## Task details
Output each line exactly as it appears, skipping any embedded picture.
□ □ □ □ □
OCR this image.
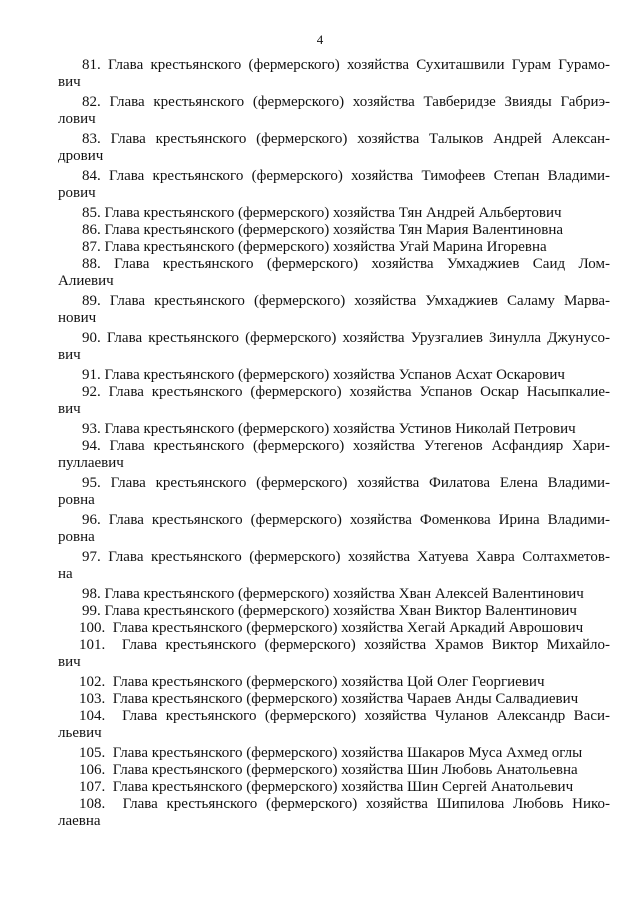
4
81. Глава крестьянского (фермерского) хозяйства Сухиташвили Гурам Гурамо-
вич
82. Глава крестьянского (фермерского) хозяйства Тавберидзе Звияды Габриэ-
лович
83. Глава крестьянского (фермерского) хозяйства Талыков Андрей Алексан-
дрович
84. Глава крестьянского (фермерского) хозяйства Тимофеев Степан Владими-
рович
85. Глава крестьянского (фермерского) хозяйства Тян Андрей Альбертович
86. Глава крестьянского (фермерского) хозяйства Тян Мария Валентиновна
87. Глава крестьянского (фермерского) хозяйства Угай Марина Игоревна
88. Глава крестьянского (фермерского) хозяйства Умхаджиев Саид Лом-
Алиевич
89. Глава крестьянского (фермерского) хозяйства Умхаджиев Саламу Марва-
нович
90. Глава крестьянского (фермерского) хозяйства Урузгалиев Зинулла Джунусо-
вич
91. Глава крестьянского (фермерского) хозяйства Успанов Асхат Оскарович
92. Глава крестьянского (фермерского) хозяйства Успанов Оскар Насыпкалие-
вич
93. Глава крестьянского (фермерского) хозяйства Устинов Николай Петрович
94. Глава крестьянского (фермерского) хозяйства Утегенов Асфандияр Хари-
пуллаевич
95. Глава крестьянского (фермерского) хозяйства Филатова Елена Владими-
ровна
96. Глава крестьянского (фермерского) хозяйства Фоменкова Ирина Владими-
ровна
97. Глава крестьянского (фермерского) хозяйства Хатуева Хавра Солтахметов-
на
98. Глава крестьянского (фермерского) хозяйства Хван Алексей Валентинович
99. Глава крестьянского (фермерского) хозяйства Хван Виктор Валентинович
100. Глава крестьянского (фермерского) хозяйства Хегай Аркадий Аврошович
101. Глава крестьянского (фермерского) хозяйства Храмов Виктор Михайло-
вич
102. Глава крестьянского (фермерского) хозяйства Цой Олег Георгиевич
103. Глава крестьянского (фермерского) хозяйства Чараев Анды Салвадиевич
104. Глава крестьянского (фермерского) хозяйства Чуланов Александр Васи-
льевич
105. Глава крестьянского (фермерского) хозяйства Шакаров Муса Ахмед оглы
106. Глава крестьянского (фермерского) хозяйства Шин Любовь Анатольевна
107. Глава крестьянского (фермерского) хозяйства Шин Сергей Анатольевич
108. Глава крестьянского (фермерского) хозяйства Шипилова Любовь Нико-
лаевна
□ □ □ □ □
## Completed task
OCR this image.
4
81. Глава крестьянского (фермерского) хозяйства Сухиташвили Гурам Гурамо-
вич
82. Глава крестьянского (фермерского) хозяйства Тавберидзе Звияды Габриэ-
лович
83. Глава крестьянского (фермерского) хозяйства Талыков Андрей Алексан-
дрович
84. Глава крестьянского (фермерского) хозяйства Тимофеев Степан Владими-
рович
85. Глава крестьянского (фермерского) хозяйства Тян Андрей Альбертович
86. Глава крестьянского (фермерского) хозяйства Тян Мария Валентиновна
87. Глава крестьянского (фермерского) хозяйства Угай Марина Игоревна
88. Глава крестьянского (фермерского) хозяйства Умхаджиев Саид Лом-
Алиевич
89. Глава крестьянского (фермерского) хозяйства Умхаджиев Саламу Марва-
нович
90. Глава крестьянского (фермерского) хозяйства Урузгалиев Зинулла Джунусо-
вич
91. Глава крестьянского (фермерского) хозяйства Успанов Асхат Оскарович
92. Глава крестьянского (фермерского) хозяйства Успанов Оскар Насыпкалие-
вич
93. Глава крестьянского (фермерского) хозяйства Устинов Николай Петрович
94. Глава крестьянского (фермерского) хозяйства Утегенов Асфандияр Хари-
пуллаевич
95. Глава крестьянского (фермерского) хозяйства Филатова Елена Владими-
ровна
96. Глава крестьянского (фермерского) хозяйства Фоменкова Ирина Владими-
ровна
97. Глава крестьянского (фермерского) хозяйства Хатуева Хавра Солтахметов-
на
98. Глава крестьянского (фермерского) хозяйства Хван Алексей Валентинович
99. Глава крестьянского (фермерского) хозяйства Хван Виктор Валентинович
100. Глава крестьянского (фермерского) хозяйства Хегай Аркадий Аврошович
101. Глава крестьянского (фермерского) хозяйства Храмов Виктор Михайло-
вич
102. Глава крестьянского (фермерского) хозяйства Цой Олег Георгиевич
103. Глава крестьянского (фермерского) хозяйства Чараев Анды Салвадиевич
104. Глава крестьянского (фермерского) хозяйства Чуланов Александр Васи-
льевич
105. Глава крестьянского (фермерского) хозяйства Шакаров Муса Ахмед оглы
106. Глава крестьянского (фермерского) хозяйства Шин Любовь Анатольевна
107. Глава крестьянского (фермерского) хозяйства Шин Сергей Анатольевич
108. Глава крестьянского (фермерского) хозяйства Шипилова Любовь Нико-
лаевна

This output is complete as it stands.